§ **Task requirements**
Your task is to copy every line of this material exactly.
####################
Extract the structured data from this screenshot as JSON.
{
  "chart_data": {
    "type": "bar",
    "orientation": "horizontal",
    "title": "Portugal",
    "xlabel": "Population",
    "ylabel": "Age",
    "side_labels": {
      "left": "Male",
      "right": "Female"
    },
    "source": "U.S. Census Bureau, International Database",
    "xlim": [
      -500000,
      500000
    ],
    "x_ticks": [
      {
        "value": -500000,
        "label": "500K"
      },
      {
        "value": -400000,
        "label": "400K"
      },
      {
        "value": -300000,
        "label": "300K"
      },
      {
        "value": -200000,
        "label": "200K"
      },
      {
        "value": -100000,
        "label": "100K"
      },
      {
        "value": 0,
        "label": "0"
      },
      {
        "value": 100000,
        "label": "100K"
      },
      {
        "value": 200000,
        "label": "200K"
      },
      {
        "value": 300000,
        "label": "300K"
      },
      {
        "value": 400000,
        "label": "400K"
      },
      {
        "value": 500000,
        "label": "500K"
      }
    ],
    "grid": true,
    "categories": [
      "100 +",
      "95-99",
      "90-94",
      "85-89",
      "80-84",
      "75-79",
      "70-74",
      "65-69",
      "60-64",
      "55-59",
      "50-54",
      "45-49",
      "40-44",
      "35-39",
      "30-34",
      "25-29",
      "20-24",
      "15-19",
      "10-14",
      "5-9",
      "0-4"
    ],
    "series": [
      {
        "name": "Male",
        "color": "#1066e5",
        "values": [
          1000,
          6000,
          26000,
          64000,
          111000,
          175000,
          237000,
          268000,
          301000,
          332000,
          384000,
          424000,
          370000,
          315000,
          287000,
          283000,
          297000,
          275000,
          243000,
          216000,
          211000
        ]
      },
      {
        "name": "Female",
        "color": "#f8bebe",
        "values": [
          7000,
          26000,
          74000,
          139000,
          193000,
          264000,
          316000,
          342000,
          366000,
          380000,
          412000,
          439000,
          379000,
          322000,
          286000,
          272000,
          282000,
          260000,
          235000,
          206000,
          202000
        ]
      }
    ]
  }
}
####################
§ **Output for this exercise**
Extract the structured data from this screenshot as JSON.
{
  "chart_data": {
    "type": "bar",
    "orientation": "horizontal",
    "title": "Portugal",
    "xlabel": "Population",
    "ylabel": "Age",
    "side_labels": {
      "left": "Male",
      "right": "Female"
    },
    "source": "U.S. Census Bureau, International Database",
    "xlim": [
      -500000,
      500000
    ],
    "x_ticks": [
      {
        "value": -500000,
        "label": "500K"
      },
      {
        "value": -400000,
        "label": "400K"
      },
      {
        "value": -300000,
        "label": "300K"
      },
      {
        "value": -200000,
        "label": "200K"
      },
      {
        "value": -100000,
        "label": "100K"
      },
      {
        "value": 0,
        "label": "0"
      },
      {
        "value": 100000,
        "label": "100K"
      },
      {
        "value": 200000,
        "label": "200K"
      },
      {
        "value": 300000,
        "label": "300K"
      },
      {
        "value": 400000,
        "label": "400K"
      },
      {
        "value": 500000,
        "label": "500K"
      }
    ],
    "grid": true,
    "categories": [
      "100 +",
      "95-99",
      "90-94",
      "85-89",
      "80-84",
      "75-79",
      "70-74",
      "65-69",
      "60-64",
      "55-59",
      "50-54",
      "45-49",
      "40-44",
      "35-39",
      "30-34",
      "25-29",
      "20-24",
      "15-19",
      "10-14",
      "5-9",
      "0-4"
    ],
    "series": [
      {
        "name": "Male",
        "color": "#1066e5",
        "values": [
          1000,
          6000,
          26000,
          64000,
          111000,
          175000,
          237000,
          268000,
          301000,
          332000,
          384000,
          424000,
          370000,
          315000,
          287000,
          283000,
          297000,
          275000,
          243000,
          216000,
          211000
        ]
      },
      {
        "name": "Female",
        "color": "#f8bebe",
        "values": [
          7000,
          26000,
          74000,
          139000,
          193000,
          264000,
          316000,
          342000,
          366000,
          380000,
          412000,
          439000,
          379000,
          322000,
          286000,
          272000,
          282000,
          260000,
          235000,
          206000,
          202000
        ]
      }
    ]
  }
}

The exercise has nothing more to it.